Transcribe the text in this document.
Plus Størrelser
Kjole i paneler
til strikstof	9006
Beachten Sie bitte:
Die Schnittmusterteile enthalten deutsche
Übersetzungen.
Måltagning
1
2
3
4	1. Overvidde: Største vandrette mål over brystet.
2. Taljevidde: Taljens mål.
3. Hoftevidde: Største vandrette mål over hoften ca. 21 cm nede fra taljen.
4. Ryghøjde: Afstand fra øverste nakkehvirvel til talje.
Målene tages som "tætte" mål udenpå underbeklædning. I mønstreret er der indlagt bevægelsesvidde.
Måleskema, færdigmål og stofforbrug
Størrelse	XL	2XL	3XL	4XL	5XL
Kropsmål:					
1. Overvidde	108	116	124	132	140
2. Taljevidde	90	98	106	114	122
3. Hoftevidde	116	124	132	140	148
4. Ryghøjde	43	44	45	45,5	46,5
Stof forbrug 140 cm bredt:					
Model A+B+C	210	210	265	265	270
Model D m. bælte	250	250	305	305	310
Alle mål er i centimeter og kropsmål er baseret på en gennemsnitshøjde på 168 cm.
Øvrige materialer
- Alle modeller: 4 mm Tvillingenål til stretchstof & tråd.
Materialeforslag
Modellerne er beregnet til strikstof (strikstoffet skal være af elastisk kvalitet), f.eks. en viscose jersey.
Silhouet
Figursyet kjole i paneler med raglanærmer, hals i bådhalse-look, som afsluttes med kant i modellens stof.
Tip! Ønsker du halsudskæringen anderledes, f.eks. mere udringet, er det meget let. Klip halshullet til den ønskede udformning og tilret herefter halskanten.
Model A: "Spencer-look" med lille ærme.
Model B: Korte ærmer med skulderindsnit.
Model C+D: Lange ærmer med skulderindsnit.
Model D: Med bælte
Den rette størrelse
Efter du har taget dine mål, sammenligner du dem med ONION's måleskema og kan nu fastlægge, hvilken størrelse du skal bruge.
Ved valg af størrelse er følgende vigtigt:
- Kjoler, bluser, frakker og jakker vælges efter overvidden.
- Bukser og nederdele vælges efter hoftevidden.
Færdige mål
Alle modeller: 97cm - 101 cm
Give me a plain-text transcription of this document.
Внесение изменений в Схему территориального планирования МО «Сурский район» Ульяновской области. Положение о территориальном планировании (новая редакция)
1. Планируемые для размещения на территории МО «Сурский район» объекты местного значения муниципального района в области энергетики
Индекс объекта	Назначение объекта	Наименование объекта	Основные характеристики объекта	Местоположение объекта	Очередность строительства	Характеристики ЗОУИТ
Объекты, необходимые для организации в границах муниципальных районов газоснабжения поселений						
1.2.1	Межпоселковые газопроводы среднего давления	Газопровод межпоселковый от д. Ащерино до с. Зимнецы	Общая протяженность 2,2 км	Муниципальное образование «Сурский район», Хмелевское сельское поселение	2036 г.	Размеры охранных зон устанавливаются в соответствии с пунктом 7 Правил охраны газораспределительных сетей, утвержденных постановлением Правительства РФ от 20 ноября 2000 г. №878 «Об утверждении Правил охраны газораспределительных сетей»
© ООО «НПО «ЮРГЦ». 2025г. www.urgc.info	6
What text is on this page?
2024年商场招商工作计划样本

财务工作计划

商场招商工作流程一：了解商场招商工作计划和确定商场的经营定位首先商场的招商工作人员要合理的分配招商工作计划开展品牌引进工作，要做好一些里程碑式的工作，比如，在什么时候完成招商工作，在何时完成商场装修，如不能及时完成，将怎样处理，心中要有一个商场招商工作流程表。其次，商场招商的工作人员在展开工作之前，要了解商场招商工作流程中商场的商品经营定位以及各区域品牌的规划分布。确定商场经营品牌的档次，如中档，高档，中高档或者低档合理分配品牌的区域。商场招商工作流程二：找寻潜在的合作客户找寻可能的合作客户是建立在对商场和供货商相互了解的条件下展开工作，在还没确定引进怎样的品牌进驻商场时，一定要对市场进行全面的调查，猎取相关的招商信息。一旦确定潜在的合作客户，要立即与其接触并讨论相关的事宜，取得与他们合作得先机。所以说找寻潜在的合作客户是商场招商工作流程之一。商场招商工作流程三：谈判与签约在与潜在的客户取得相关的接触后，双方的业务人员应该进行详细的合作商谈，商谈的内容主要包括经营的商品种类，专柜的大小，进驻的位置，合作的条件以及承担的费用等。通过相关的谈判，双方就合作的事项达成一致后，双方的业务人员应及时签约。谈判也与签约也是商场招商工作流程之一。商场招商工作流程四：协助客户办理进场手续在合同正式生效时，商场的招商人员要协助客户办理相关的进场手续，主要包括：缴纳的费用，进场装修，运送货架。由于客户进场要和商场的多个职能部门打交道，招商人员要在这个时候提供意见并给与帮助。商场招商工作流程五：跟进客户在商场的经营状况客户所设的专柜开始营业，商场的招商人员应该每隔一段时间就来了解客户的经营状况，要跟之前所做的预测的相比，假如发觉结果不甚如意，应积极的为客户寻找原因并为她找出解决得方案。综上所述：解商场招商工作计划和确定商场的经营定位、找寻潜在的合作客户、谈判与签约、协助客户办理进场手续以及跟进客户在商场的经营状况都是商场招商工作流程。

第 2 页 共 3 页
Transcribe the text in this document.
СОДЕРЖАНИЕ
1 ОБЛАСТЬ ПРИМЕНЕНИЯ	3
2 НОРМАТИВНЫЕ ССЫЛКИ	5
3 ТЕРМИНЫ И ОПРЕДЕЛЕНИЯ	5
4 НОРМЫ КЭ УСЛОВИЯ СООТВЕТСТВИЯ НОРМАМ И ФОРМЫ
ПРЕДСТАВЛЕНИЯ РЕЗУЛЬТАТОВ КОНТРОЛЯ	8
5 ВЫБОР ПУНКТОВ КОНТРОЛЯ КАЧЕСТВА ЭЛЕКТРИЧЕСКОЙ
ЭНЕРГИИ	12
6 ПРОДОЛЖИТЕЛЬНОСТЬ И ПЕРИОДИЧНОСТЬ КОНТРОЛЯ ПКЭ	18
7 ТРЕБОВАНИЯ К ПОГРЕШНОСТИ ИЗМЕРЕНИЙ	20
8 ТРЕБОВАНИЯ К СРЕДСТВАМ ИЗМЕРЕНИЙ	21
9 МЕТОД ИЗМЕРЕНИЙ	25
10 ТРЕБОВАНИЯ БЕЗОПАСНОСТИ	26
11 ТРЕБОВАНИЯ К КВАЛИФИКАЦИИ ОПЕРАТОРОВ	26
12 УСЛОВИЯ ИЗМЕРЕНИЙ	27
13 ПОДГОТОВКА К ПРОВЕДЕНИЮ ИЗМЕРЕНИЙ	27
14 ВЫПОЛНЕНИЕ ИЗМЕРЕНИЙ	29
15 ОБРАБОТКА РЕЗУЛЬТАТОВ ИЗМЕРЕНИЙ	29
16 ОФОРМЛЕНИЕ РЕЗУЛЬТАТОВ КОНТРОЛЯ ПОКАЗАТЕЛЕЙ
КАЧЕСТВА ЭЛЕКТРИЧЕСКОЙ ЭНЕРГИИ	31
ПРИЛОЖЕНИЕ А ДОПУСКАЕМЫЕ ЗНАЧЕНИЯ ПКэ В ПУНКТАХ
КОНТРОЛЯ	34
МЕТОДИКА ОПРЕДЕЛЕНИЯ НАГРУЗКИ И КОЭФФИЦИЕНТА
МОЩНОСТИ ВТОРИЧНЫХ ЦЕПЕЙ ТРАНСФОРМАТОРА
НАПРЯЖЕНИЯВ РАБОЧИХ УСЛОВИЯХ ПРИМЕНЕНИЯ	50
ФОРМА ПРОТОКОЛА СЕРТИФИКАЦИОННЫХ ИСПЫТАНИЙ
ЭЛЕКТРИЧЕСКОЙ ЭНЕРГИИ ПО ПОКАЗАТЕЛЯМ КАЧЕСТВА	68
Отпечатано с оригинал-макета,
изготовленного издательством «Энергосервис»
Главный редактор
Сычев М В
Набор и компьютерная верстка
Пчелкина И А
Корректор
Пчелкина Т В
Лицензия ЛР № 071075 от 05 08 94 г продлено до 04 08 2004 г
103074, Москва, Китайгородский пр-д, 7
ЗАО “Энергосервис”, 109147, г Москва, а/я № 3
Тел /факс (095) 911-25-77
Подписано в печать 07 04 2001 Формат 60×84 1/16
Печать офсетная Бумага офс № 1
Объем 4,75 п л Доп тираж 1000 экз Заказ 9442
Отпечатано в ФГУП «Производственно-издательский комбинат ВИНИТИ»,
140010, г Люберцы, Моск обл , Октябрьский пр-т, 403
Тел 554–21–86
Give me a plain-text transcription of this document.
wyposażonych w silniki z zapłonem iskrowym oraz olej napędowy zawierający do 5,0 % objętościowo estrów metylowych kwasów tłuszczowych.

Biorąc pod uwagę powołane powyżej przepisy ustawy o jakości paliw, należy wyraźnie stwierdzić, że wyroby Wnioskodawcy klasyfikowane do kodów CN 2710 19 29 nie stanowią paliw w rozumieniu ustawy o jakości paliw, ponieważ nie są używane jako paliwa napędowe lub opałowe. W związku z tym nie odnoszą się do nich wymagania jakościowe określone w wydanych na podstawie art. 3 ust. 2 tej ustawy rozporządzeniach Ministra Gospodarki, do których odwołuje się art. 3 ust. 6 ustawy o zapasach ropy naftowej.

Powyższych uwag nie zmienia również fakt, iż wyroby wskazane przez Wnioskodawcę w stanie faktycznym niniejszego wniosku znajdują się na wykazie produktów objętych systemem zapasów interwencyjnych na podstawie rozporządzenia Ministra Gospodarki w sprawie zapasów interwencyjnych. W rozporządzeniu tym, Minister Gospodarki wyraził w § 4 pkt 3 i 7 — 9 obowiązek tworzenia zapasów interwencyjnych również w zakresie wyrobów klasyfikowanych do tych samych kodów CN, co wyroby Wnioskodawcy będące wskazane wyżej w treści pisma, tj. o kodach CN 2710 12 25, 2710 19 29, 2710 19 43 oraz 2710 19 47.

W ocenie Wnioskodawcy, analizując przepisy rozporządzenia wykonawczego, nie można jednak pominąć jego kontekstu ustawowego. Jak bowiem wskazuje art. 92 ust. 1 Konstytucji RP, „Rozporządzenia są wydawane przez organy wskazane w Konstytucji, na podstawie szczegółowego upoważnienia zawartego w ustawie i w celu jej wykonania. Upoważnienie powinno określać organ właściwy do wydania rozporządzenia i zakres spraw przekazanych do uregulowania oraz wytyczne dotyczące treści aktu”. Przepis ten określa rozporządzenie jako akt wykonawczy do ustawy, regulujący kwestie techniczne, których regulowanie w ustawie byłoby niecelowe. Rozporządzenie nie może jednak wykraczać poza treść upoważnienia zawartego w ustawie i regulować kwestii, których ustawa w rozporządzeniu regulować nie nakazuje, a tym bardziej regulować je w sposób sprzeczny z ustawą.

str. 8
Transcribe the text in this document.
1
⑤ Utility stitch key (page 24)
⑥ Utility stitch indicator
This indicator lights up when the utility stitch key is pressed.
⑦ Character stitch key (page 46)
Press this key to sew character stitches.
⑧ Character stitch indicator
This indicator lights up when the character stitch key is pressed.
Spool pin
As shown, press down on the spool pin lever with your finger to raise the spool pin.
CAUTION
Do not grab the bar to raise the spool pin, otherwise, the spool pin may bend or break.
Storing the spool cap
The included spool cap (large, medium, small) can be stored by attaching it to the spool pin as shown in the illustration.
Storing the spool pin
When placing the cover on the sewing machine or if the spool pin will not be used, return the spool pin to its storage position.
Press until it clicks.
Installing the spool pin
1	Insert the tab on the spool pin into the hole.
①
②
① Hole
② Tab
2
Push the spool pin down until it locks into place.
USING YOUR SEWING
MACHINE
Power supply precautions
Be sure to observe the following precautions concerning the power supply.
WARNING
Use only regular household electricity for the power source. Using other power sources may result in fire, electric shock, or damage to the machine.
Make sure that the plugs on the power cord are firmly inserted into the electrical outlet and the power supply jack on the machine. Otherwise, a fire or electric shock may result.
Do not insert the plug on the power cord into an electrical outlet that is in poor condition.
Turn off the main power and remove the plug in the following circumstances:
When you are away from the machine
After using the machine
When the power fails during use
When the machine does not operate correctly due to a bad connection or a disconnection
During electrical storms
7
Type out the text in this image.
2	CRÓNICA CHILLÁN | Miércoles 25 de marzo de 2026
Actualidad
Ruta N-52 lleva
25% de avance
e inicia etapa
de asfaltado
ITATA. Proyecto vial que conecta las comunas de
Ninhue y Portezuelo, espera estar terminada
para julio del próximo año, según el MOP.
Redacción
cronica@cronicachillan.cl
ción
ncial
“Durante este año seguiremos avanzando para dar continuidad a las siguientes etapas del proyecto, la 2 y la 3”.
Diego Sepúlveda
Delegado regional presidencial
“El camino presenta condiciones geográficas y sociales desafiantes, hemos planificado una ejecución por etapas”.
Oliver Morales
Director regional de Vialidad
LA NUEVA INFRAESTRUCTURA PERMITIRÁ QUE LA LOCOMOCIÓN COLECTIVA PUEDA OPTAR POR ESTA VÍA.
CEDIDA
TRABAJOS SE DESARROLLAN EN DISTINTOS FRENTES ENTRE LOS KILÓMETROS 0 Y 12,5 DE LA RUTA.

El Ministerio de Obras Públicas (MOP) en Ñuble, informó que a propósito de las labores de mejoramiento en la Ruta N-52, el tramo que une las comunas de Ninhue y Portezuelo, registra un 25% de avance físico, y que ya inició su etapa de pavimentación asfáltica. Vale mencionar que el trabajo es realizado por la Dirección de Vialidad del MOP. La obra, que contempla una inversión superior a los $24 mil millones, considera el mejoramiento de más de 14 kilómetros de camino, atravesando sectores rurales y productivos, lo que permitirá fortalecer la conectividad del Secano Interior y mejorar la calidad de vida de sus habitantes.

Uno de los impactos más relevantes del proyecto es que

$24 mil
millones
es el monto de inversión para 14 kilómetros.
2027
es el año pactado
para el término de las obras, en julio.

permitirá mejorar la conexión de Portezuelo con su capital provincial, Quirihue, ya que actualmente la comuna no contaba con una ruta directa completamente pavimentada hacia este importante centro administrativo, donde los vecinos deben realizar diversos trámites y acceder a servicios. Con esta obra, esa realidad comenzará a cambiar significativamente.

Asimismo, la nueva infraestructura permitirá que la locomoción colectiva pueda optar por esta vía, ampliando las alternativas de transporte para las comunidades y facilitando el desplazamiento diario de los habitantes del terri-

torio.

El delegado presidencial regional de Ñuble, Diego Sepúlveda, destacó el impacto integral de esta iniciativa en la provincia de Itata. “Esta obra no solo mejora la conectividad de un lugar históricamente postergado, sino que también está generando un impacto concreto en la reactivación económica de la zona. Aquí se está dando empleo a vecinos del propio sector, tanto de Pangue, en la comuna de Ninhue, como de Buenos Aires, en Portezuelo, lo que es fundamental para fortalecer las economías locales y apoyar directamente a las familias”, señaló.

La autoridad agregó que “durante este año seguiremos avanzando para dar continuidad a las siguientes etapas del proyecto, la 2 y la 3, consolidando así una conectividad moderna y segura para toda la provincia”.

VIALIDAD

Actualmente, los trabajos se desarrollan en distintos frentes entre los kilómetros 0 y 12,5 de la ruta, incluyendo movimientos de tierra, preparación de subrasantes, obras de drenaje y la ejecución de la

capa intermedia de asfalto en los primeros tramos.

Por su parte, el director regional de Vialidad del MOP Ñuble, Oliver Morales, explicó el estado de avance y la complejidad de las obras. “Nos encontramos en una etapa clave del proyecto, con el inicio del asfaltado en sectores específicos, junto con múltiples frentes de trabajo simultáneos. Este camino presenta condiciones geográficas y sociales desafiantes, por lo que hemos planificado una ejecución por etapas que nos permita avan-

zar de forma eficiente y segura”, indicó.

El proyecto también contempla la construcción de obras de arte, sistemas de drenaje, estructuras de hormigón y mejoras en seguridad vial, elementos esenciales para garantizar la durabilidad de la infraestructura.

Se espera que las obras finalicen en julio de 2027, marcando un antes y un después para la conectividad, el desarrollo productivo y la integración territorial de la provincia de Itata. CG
· · · · ·
Find each line holding the string "asfaltado" and copy it out.

de asfaltado
Por su parte, el director regional de Vialidad del MOP Ñuble, Oliver Morales, explicó el estado de avance y la complejidad de las obras. “Nos encontramos en una etapa clave del proyecto, con el inicio del asfaltado en sectores específicos, junto con múltiples frentes de trabajo simultáneos. Este camino presenta condiciones geográficas y sociales desafiantes, por lo que hemos planificado una ejecución por etapas que nos permita avan-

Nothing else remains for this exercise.